■ Task objective: Please transcribe the listing below in full and word for word, without its pictures.
========================
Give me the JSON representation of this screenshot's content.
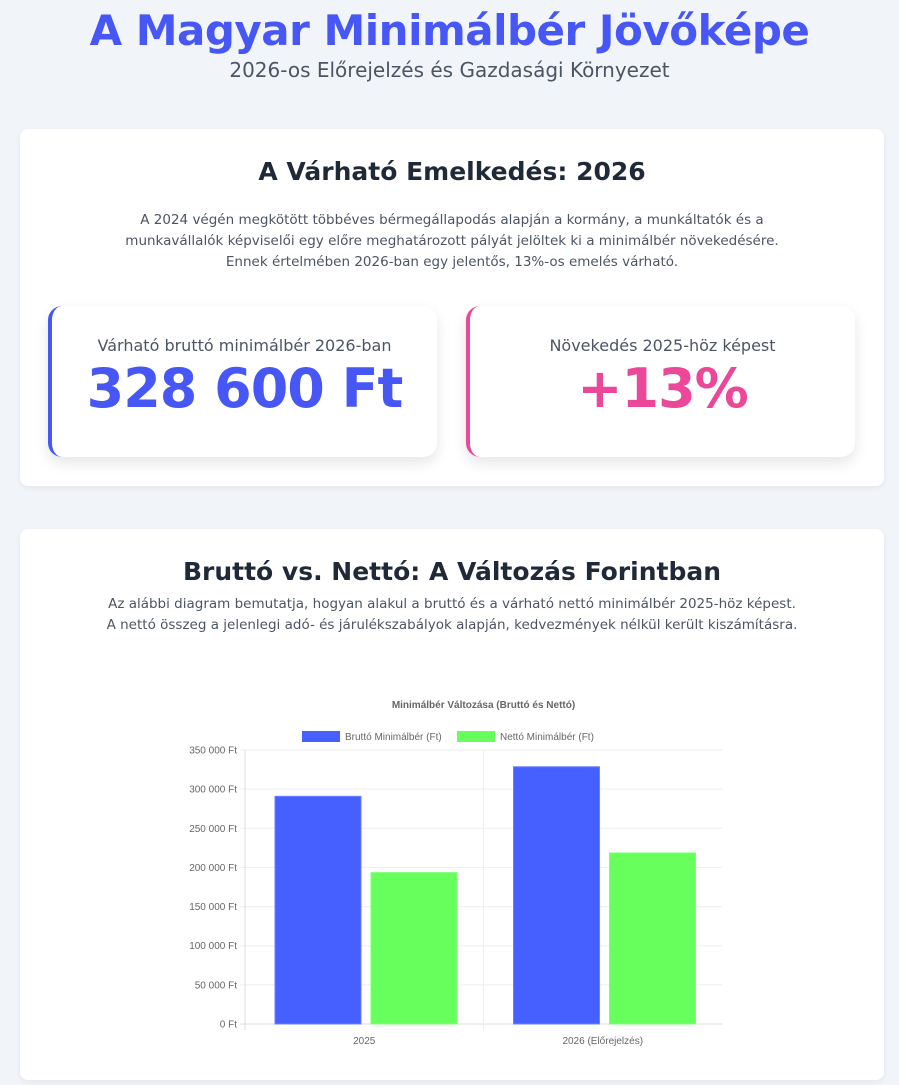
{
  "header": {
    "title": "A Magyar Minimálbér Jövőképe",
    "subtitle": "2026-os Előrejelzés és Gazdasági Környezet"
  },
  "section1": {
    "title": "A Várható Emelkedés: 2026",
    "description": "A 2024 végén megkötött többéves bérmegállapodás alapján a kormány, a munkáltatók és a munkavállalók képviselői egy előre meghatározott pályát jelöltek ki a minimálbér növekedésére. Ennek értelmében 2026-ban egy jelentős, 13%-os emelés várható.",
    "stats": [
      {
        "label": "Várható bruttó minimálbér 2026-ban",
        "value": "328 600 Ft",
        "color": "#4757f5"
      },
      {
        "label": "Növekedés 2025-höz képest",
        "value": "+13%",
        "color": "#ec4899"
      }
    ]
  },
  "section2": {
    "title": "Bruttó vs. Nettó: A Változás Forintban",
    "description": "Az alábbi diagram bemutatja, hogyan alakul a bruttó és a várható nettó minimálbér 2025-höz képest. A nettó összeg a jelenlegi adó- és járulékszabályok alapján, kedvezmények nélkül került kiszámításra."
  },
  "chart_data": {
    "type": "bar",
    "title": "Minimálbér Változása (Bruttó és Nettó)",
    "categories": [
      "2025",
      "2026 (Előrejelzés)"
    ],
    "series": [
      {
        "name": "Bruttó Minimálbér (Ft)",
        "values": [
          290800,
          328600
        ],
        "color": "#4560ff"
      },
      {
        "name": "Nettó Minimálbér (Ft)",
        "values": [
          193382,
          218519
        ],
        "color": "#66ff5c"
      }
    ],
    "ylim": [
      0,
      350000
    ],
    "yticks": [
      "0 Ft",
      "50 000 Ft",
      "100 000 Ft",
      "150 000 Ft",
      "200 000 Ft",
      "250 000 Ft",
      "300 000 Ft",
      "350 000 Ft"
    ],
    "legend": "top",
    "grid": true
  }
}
========================
■ Exercise result:
Give me the JSON representation of this screenshot's content.
{
  "header": {
    "title": "A Magyar Minimálbér Jövőképe",
    "subtitle": "2026-os Előrejelzés és Gazdasági Környezet"
  },
  "section1": {
    "title": "A Várható Emelkedés: 2026",
    "description": "A 2024 végén megkötött többéves bérmegállapodás alapján a kormány, a munkáltatók és a munkavállalók képviselői egy előre meghatározott pályát jelöltek ki a minimálbér növekedésére. Ennek értelmében 2026-ban egy jelentős, 13%-os emelés várható.",
    "stats": [
      {
        "label": "Várható bruttó minimálbér 2026-ban",
        "value": "328 600 Ft",
        "color": "#4757f5"
      },
      {
        "label": "Növekedés 2025-höz képest",
        "value": "+13%",
        "color": "#ec4899"
      }
    ]
  },
  "section2": {
    "title": "Bruttó vs. Nettó: A Változás Forintban",
    "description": "Az alábbi diagram bemutatja, hogyan alakul a bruttó és a várható nettó minimálbér 2025-höz képest. A nettó összeg a jelenlegi adó- és járulékszabályok alapján, kedvezmények nélkül került kiszámításra."
  },
  "chart_data": {
    "type": "bar",
    "title": "Minimálbér Változása (Bruttó és Nettó)",
    "categories": [
      "2025",
      "2026 (Előrejelzés)"
    ],
    "series": [
      {
        "name": "Bruttó Minimálbér (Ft)",
        "values": [
          290800,
          328600
        ],
        "color": "#4560ff"
      },
      {
        "name": "Nettó Minimálbér (Ft)",
        "values": [
          193382,
          218519
        ],
        "color": "#66ff5c"
      }
    ],
    "ylim": [
      0,
      350000
    ],
    "yticks": [
      "0 Ft",
      "50 000 Ft",
      "100 000 Ft",
      "150 000 Ft",
      "200 000 Ft",
      "250 000 Ft",
      "300 000 Ft",
      "350 000 Ft"
    ],
    "legend": "top",
    "grid": true
  }
}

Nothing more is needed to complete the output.